--- MATERIAL FOR THE TASK ---

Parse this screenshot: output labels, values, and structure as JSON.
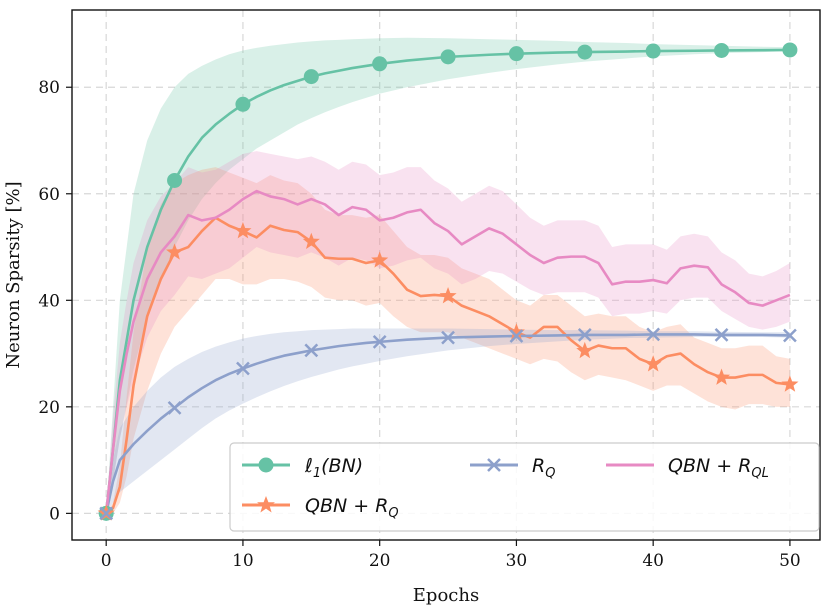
{
  "chart_data": {
    "type": "line",
    "xlabel": "Epochs",
    "ylabel": "Neuron Sparsity [%]",
    "xlim": [
      -2.5,
      52.2
    ],
    "ylim": [
      -5,
      94.5
    ],
    "xticks": [
      0,
      10,
      20,
      30,
      40,
      50
    ],
    "yticks": [
      0,
      20,
      40,
      60,
      80
    ],
    "grid": true,
    "legend_position": "lower-right",
    "series": [
      {
        "name": "ℓ1(BN)",
        "color": "#66c2a5",
        "marker": "circle",
        "x": [
          0,
          0.5,
          1,
          2,
          3,
          4,
          5,
          6,
          7,
          8,
          9,
          10,
          11,
          12,
          13,
          14,
          15,
          16,
          17,
          18,
          19,
          20,
          22,
          25,
          28,
          30,
          33,
          35,
          38,
          40,
          43,
          45,
          48,
          50
        ],
        "y": [
          0,
          12,
          25,
          40,
          50,
          57,
          62.5,
          67,
          70.5,
          73,
          75,
          76.8,
          78.2,
          79.4,
          80.4,
          81.2,
          82,
          82.6,
          83.1,
          83.6,
          84,
          84.4,
          85,
          85.7,
          86.1,
          86.3,
          86.5,
          86.6,
          86.7,
          86.8,
          86.85,
          86.9,
          86.95,
          87
        ],
        "lower": [
          0,
          6,
          14,
          27,
          37,
          44,
          50,
          55,
          59,
          62,
          64.5,
          66.5,
          68.5,
          70,
          71.5,
          73,
          74.2,
          75.3,
          76.3,
          77.2,
          78,
          78.8,
          80,
          81.5,
          82.7,
          83.4,
          84.3,
          84.8,
          85.4,
          85.8,
          86.2,
          86.4,
          86.6,
          86.8
        ],
        "upper": [
          0,
          20,
          40,
          60,
          70,
          76,
          80,
          82.5,
          84,
          85.2,
          86.2,
          86.9,
          87.4,
          87.8,
          88.1,
          88.4,
          88.6,
          88.8,
          88.9,
          89,
          89.1,
          89.2,
          89.3,
          89.2,
          89,
          88.9,
          88.7,
          88.5,
          88.3,
          88.1,
          87.9,
          87.8,
          87.6,
          87.5
        ],
        "marker_x": [
          0,
          5,
          10,
          15,
          20,
          25,
          30,
          35,
          40,
          45,
          50
        ]
      },
      {
        "name": "QBN + R_Q",
        "color": "#fc8d62",
        "marker": "star",
        "x": [
          0,
          0.5,
          1,
          1.5,
          2,
          3,
          4,
          5,
          6,
          7,
          8,
          9,
          10,
          11,
          12,
          13,
          14,
          15,
          16,
          17,
          18,
          19,
          20,
          21,
          22,
          23,
          24,
          25,
          26,
          27,
          28,
          29,
          30,
          31,
          32,
          33,
          34,
          35,
          36,
          37,
          38,
          39,
          40,
          41,
          42,
          43,
          44,
          45,
          46,
          47,
          48,
          49,
          50
        ],
        "y": [
          0,
          1,
          5,
          14,
          24,
          37,
          44,
          49,
          50,
          53,
          55.5,
          54,
          53,
          51.8,
          54,
          53.2,
          52.8,
          51,
          48,
          47.8,
          47.8,
          47,
          47.5,
          45,
          42,
          40.8,
          41,
          40.8,
          39,
          38,
          37,
          35.5,
          34,
          33,
          35,
          35,
          32.5,
          30.5,
          31.5,
          31,
          31,
          29,
          28,
          29.5,
          30,
          28,
          26.5,
          25.5,
          25.5,
          26,
          26,
          24.5,
          24.2
        ],
        "lower": [
          0,
          0,
          2,
          7,
          14,
          23,
          30,
          35,
          38,
          41,
          44,
          44,
          43,
          43,
          44,
          44,
          43.5,
          42.5,
          40.5,
          40,
          40,
          39,
          39.5,
          37,
          35,
          34,
          34,
          34,
          33,
          32,
          31,
          30,
          29,
          28,
          29,
          28.5,
          26.5,
          25,
          26,
          25.5,
          25,
          24,
          23,
          24,
          24,
          22.5,
          21,
          20,
          19.5,
          20.5,
          20.5,
          20,
          20
        ],
        "upper": [
          0,
          2,
          9,
          22,
          34,
          50,
          58,
          62,
          63.5,
          64.5,
          65,
          64,
          63,
          62,
          63.5,
          62.5,
          62,
          60,
          57,
          56,
          56,
          55.5,
          56,
          53,
          50,
          48.5,
          48.5,
          48,
          46,
          45,
          44,
          42,
          40,
          39,
          41,
          41,
          39,
          37,
          37.5,
          37,
          37,
          35,
          34,
          35,
          35.5,
          33,
          32,
          31,
          31,
          31.5,
          31.5,
          29.5,
          29
        ]
      },
      {
        "name": "R_Q",
        "color": "#8da0cb",
        "marker": "x",
        "x": [
          0,
          0.5,
          1,
          2,
          3,
          4,
          5,
          6,
          7,
          8,
          9,
          10,
          11,
          12,
          13,
          14,
          15,
          16,
          17,
          18,
          19,
          20,
          22,
          25,
          28,
          30,
          33,
          35,
          38,
          40,
          43,
          45,
          48,
          50
        ],
        "y": [
          0,
          6,
          10,
          13,
          15.5,
          17.8,
          19.8,
          21.8,
          23.5,
          25,
          26.2,
          27.2,
          28.1,
          28.9,
          29.6,
          30.1,
          30.6,
          31,
          31.4,
          31.7,
          32,
          32.2,
          32.6,
          33,
          33.2,
          33.3,
          33.4,
          33.5,
          33.5,
          33.6,
          33.6,
          33.5,
          33.5,
          33.4
        ],
        "lower": [
          0,
          2,
          4,
          6,
          8,
          10,
          12,
          14,
          16,
          17.8,
          19.3,
          20.6,
          21.8,
          22.9,
          23.9,
          24.8,
          25.6,
          26.3,
          27,
          27.6,
          28.1,
          28.6,
          29.5,
          30.6,
          31.4,
          31.8,
          32.3,
          32.6,
          32.9,
          33,
          33.1,
          33.1,
          33.1,
          33
        ],
        "upper": [
          0,
          10,
          16,
          20,
          23,
          25.5,
          27.5,
          29,
          30.3,
          31.3,
          32.1,
          32.8,
          33.3,
          33.7,
          34,
          34.2,
          34.4,
          34.5,
          34.6,
          34.7,
          34.7,
          34.7,
          34.7,
          34.7,
          34.6,
          34.5,
          34.4,
          34.4,
          34.3,
          34.2,
          34.2,
          34.1,
          34,
          34
        ],
        "marker_x": [
          0,
          5,
          10,
          15,
          20,
          25,
          30,
          35,
          40,
          45,
          50
        ]
      },
      {
        "name": "QBN + R_QL",
        "color": "#e78ac3",
        "marker": "none",
        "x": [
          0,
          0.5,
          1,
          1.5,
          2,
          3,
          4,
          5,
          6,
          7,
          8,
          9,
          10,
          11,
          12,
          13,
          14,
          15,
          16,
          17,
          18,
          19,
          20,
          21,
          22,
          23,
          24,
          25,
          26,
          27,
          28,
          29,
          30,
          31,
          32,
          33,
          34,
          35,
          36,
          37,
          38,
          39,
          40,
          41,
          42,
          43,
          44,
          45,
          46,
          47,
          48,
          49,
          50
        ],
        "y": [
          0,
          12,
          23,
          30,
          36,
          44,
          49,
          52,
          56,
          55,
          55.5,
          57,
          59,
          60.5,
          59.5,
          59,
          58,
          59,
          58,
          56,
          57.5,
          57,
          55,
          55.5,
          56.5,
          57,
          54.5,
          53,
          50.5,
          52,
          53.5,
          52.5,
          50.5,
          48.5,
          47,
          48,
          48.2,
          48.2,
          47,
          43,
          43.5,
          43.5,
          43.8,
          43.2,
          46,
          46.5,
          46.2,
          43,
          41.5,
          39.5,
          39,
          40,
          41
        ],
        "lower": [
          0,
          6,
          14,
          20,
          25,
          33,
          38,
          41,
          44.5,
          44,
          45,
          46,
          48,
          50,
          49,
          48.5,
          48,
          49,
          48,
          46.5,
          48,
          47.5,
          46,
          46.5,
          47.5,
          48,
          46,
          45,
          43,
          44,
          45.5,
          45,
          43.5,
          42,
          41,
          41.5,
          41.5,
          41.5,
          40.5,
          37,
          37.5,
          37.5,
          38,
          37.5,
          40,
          40.5,
          40.5,
          38,
          36.5,
          35,
          34.5,
          35,
          36
        ],
        "upper": [
          0,
          18,
          32,
          40,
          47,
          55,
          59.5,
          62,
          65,
          64,
          64.5,
          66,
          67.5,
          68,
          67.5,
          67,
          66.5,
          67,
          66,
          64.5,
          66,
          65.5,
          63.5,
          64,
          65,
          65,
          62.5,
          61,
          58.5,
          60,
          61.5,
          60.5,
          58,
          55.5,
          54,
          55,
          55,
          55,
          54,
          50,
          50.5,
          50.5,
          50.5,
          49.5,
          52,
          52.5,
          52,
          49,
          47.5,
          45,
          44.5,
          45.5,
          47
        ]
      }
    ]
  },
  "legend": {
    "items": [
      {
        "id": "l1bn",
        "main": "ℓ",
        "sub1": "1",
        "rest": "(BN)"
      },
      {
        "id": "rq",
        "main": "R",
        "sub1": "Q",
        "rest": ""
      },
      {
        "id": "qbnrql",
        "main": "QBN + R",
        "sub1": "QL",
        "rest": ""
      },
      {
        "id": "qbnrq",
        "main": "QBN + R",
        "sub1": "Q",
        "rest": ""
      }
    ]
  }
}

---

# PROBLEM TO WORK ON:
Copy out every line of the data that includes the word "color".

# CORRECT OUTPUT:
        "color": "#66c2a5",
        "color": "#fc8d62",
        "color": "#8da0cb",
        "color": "#e78ac3",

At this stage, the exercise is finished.